Saved entries
====
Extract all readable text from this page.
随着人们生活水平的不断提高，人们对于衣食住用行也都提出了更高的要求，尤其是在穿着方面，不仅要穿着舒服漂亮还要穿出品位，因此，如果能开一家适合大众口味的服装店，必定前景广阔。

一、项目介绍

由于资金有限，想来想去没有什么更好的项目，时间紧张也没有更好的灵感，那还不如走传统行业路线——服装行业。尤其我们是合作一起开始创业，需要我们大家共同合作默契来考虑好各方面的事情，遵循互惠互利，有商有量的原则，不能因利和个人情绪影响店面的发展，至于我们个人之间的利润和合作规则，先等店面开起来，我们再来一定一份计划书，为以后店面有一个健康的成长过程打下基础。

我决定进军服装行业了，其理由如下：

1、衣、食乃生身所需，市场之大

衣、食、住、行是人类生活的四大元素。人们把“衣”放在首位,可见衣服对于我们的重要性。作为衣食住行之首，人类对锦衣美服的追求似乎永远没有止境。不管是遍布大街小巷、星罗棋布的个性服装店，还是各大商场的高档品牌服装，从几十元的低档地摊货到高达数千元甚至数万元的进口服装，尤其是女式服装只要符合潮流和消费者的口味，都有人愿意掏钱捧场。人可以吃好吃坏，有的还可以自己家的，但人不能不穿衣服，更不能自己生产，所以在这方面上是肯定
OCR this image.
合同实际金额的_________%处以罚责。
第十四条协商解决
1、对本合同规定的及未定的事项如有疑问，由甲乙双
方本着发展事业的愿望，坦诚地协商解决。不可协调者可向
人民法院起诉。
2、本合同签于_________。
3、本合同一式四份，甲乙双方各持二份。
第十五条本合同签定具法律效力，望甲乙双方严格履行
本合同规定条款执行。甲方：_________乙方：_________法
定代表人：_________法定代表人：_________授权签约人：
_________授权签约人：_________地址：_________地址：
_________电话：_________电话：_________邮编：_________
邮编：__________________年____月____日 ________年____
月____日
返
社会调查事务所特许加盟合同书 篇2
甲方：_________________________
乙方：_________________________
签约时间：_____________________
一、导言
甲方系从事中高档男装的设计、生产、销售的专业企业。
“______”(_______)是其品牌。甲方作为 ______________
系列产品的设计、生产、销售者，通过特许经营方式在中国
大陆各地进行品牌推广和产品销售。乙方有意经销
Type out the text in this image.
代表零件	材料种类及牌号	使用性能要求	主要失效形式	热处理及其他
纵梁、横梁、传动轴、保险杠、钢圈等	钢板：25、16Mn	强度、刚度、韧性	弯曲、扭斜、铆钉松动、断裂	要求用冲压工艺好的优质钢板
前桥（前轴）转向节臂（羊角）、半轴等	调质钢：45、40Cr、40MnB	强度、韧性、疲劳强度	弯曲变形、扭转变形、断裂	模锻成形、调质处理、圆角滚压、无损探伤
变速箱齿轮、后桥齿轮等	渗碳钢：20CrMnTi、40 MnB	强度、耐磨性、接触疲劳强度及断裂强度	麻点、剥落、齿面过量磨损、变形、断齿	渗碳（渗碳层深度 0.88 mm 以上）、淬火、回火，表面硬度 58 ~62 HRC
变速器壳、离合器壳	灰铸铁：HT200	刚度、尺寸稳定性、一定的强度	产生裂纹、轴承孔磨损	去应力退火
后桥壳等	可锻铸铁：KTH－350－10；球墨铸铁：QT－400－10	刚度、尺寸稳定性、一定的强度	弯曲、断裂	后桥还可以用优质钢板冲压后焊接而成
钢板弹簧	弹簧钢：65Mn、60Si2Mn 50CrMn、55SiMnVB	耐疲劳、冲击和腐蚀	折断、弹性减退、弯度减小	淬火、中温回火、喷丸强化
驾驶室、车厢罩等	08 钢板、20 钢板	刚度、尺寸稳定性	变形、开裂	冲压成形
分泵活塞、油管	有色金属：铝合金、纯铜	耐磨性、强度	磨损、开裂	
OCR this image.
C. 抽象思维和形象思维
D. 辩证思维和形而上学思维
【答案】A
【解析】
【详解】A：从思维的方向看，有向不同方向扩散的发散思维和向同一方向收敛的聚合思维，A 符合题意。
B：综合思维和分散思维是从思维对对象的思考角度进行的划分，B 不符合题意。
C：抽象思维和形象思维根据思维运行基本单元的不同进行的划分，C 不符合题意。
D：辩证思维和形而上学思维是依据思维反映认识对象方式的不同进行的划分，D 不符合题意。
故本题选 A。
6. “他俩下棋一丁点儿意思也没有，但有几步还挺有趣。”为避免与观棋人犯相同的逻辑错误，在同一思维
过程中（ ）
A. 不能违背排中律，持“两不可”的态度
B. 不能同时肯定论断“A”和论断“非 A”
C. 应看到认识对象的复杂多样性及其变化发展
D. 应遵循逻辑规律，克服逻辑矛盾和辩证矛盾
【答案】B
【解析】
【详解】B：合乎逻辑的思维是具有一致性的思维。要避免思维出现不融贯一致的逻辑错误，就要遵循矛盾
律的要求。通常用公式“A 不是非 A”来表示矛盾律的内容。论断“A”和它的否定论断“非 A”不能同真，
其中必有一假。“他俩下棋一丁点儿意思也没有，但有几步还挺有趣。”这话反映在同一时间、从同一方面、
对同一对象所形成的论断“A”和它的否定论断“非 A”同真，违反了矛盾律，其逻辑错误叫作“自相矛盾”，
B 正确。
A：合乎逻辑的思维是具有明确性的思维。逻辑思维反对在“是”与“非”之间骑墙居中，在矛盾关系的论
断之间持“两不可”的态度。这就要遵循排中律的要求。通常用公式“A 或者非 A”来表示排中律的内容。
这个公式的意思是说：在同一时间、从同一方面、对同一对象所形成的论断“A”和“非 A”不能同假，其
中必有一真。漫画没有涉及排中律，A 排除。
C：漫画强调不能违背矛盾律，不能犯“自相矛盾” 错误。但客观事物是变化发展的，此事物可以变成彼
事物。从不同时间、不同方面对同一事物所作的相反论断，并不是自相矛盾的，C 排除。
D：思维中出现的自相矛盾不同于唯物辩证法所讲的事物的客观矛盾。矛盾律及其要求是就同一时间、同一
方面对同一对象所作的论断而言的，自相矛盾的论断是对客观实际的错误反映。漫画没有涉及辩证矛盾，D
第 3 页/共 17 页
====
THE TASK: Please set down each line of the records exactly as given.

TASK OUTPUT:
Extract all readable text from this page.
随着人们生活水平的不断提高，人们对于衣食住用行也都提出了更高的要求，尤其是在穿着方面，不仅要穿着舒服漂亮还要穿出品位，因此，如果能开一家适合大众口味的服装店，必定前景广阔。

一、项目介绍

由于资金有限，想来想去没有什么更好的项目，时间紧张也没有更好的灵感，那还不如走传统行业路线——服装行业。尤其我们是合作一起开始创业，需要我们大家共同合作默契来考虑好各方面的事情，遵循互惠互利，有商有量的原则，不能因利和个人情绪影响店面的发展，至于我们个人之间的利润和合作规则，先等店面开起来，我们再来一定一份计划书，为以后店面有一个健康的成长过程打下基础。

我决定进军服装行业了，其理由如下：

1、衣、食乃生身所需，市场之大

衣、食、住、行是人类生活的四大元素。人们把“衣”放在首位,可见衣服对于我们的重要性。作为衣食住行之首，人类对锦衣美服的追求似乎永远没有止境。不管是遍布大街小巷、星罗棋布的个性服装店，还是各大商场的高档品牌服装，从几十元的低档地摊货到高达数千元甚至数万元的进口服装，尤其是女式服装只要符合潮流和消费者的口味，都有人愿意掏钱捧场。人可以吃好吃坏，有的还可以自己家的，但人不能不穿衣服，更不能自己生产，所以在这方面上是肯定
OCR this image.
合同实际金额的_________%处以罚责。
第十四条协商解决
1、对本合同规定的及未定的事项如有疑问，由甲乙双
方本着发展事业的愿望，坦诚地协商解决。不可协调者可向
人民法院起诉。
2、本合同签于_________。
3、本合同一式四份，甲乙双方各持二份。
第十五条本合同签定具法律效力，望甲乙双方严格履行
本合同规定条款执行。甲方：_________乙方：_________法
定代表人：_________法定代表人：_________授权签约人：
_________授权签约人：_________地址：_________地址：
_________电话：_________电话：_________邮编：_________
邮编：__________________年____月____日 ________年____
月____日
返
社会调查事务所特许加盟合同书 篇2
甲方：_________________________
乙方：_________________________
签约时间：_____________________
一、导言
甲方系从事中高档男装的设计、生产、销售的专业企业。
“______”(_______)是其品牌。甲方作为 ______________
系列产品的设计、生产、销售者，通过特许经营方式在中国
大陆各地进行品牌推广和产品销售。乙方有意经销
Type out the text in this image.
代表零件	材料种类及牌号	使用性能要求	主要失效形式	热处理及其他
纵梁、横梁、传动轴、保险杠、钢圈等	钢板：25、16Mn	强度、刚度、韧性	弯曲、扭斜、铆钉松动、断裂	要求用冲压工艺好的优质钢板
前桥（前轴）转向节臂（羊角）、半轴等	调质钢：45、40Cr、40MnB	强度、韧性、疲劳强度	弯曲变形、扭转变形、断裂	模锻成形、调质处理、圆角滚压、无损探伤
变速箱齿轮、后桥齿轮等	渗碳钢：20CrMnTi、40 MnB	强度、耐磨性、接触疲劳强度及断裂强度	麻点、剥落、齿面过量磨损、变形、断齿	渗碳（渗碳层深度 0.88 mm 以上）、淬火、回火，表面硬度 58 ~62 HRC
变速器壳、离合器壳	灰铸铁：HT200	刚度、尺寸稳定性、一定的强度	产生裂纹、轴承孔磨损	去应力退火
后桥壳等	可锻铸铁：KTH－350－10；球墨铸铁：QT－400－10	刚度、尺寸稳定性、一定的强度	弯曲、断裂	后桥还可以用优质钢板冲压后焊接而成
钢板弹簧	弹簧钢：65Mn、60Si2Mn 50CrMn、55SiMnVB	耐疲劳、冲击和腐蚀	折断、弹性减退、弯度减小	淬火、中温回火、喷丸强化
驾驶室、车厢罩等	08 钢板、20 钢板	刚度、尺寸稳定性	变形、开裂	冲压成形
分泵活塞、油管	有色金属：铝合金、纯铜	耐磨性、强度	磨损、开裂	
OCR this image.
C. 抽象思维和形象思维
D. 辩证思维和形而上学思维
【答案】A
【解析】
【详解】A：从思维的方向看，有向不同方向扩散的发散思维和向同一方向收敛的聚合思维，A 符合题意。
B：综合思维和分散思维是从思维对对象的思考角度进行的划分，B 不符合题意。
C：抽象思维和形象思维根据思维运行基本单元的不同进行的划分，C 不符合题意。
D：辩证思维和形而上学思维是依据思维反映认识对象方式的不同进行的划分，D 不符合题意。
故本题选 A。
6. “他俩下棋一丁点儿意思也没有，但有几步还挺有趣。”为避免与观棋人犯相同的逻辑错误，在同一思维
过程中（ ）
A. 不能违背排中律，持“两不可”的态度
B. 不能同时肯定论断“A”和论断“非 A”
C. 应看到认识对象的复杂多样性及其变化发展
D. 应遵循逻辑规律，克服逻辑矛盾和辩证矛盾
【答案】B
【解析】
【详解】B：合乎逻辑的思维是具有一致性的思维。要避免思维出现不融贯一致的逻辑错误，就要遵循矛盾
律的要求。通常用公式“A 不是非 A”来表示矛盾律的内容。论断“A”和它的否定论断“非 A”不能同真，
其中必有一假。“他俩下棋一丁点儿意思也没有，但有几步还挺有趣。”这话反映在同一时间、从同一方面、
对同一对象所形成的论断“A”和它的否定论断“非 A”同真，违反了矛盾律，其逻辑错误叫作“自相矛盾”，
B 正确。
A：合乎逻辑的思维是具有明确性的思维。逻辑思维反对在“是”与“非”之间骑墙居中，在矛盾关系的论
断之间持“两不可”的态度。这就要遵循排中律的要求。通常用公式“A 或者非 A”来表示排中律的内容。
这个公式的意思是说：在同一时间、从同一方面、对同一对象所形成的论断“A”和“非 A”不能同假，其
中必有一真。漫画没有涉及排中律，A 排除。
C：漫画强调不能违背矛盾律，不能犯“自相矛盾” 错误。但客观事物是变化发展的，此事物可以变成彼
事物。从不同时间、不同方面对同一事物所作的相反论断，并不是自相矛盾的，C 排除。
D：思维中出现的自相矛盾不同于唯物辩证法所讲的事物的客观矛盾。矛盾律及其要求是就同一时间、同一
方面对同一对象所作的论断而言的，自相矛盾的论断是对客观实际的错误反映。漫画没有涉及辩证矛盾，D
第 3 页/共 17 页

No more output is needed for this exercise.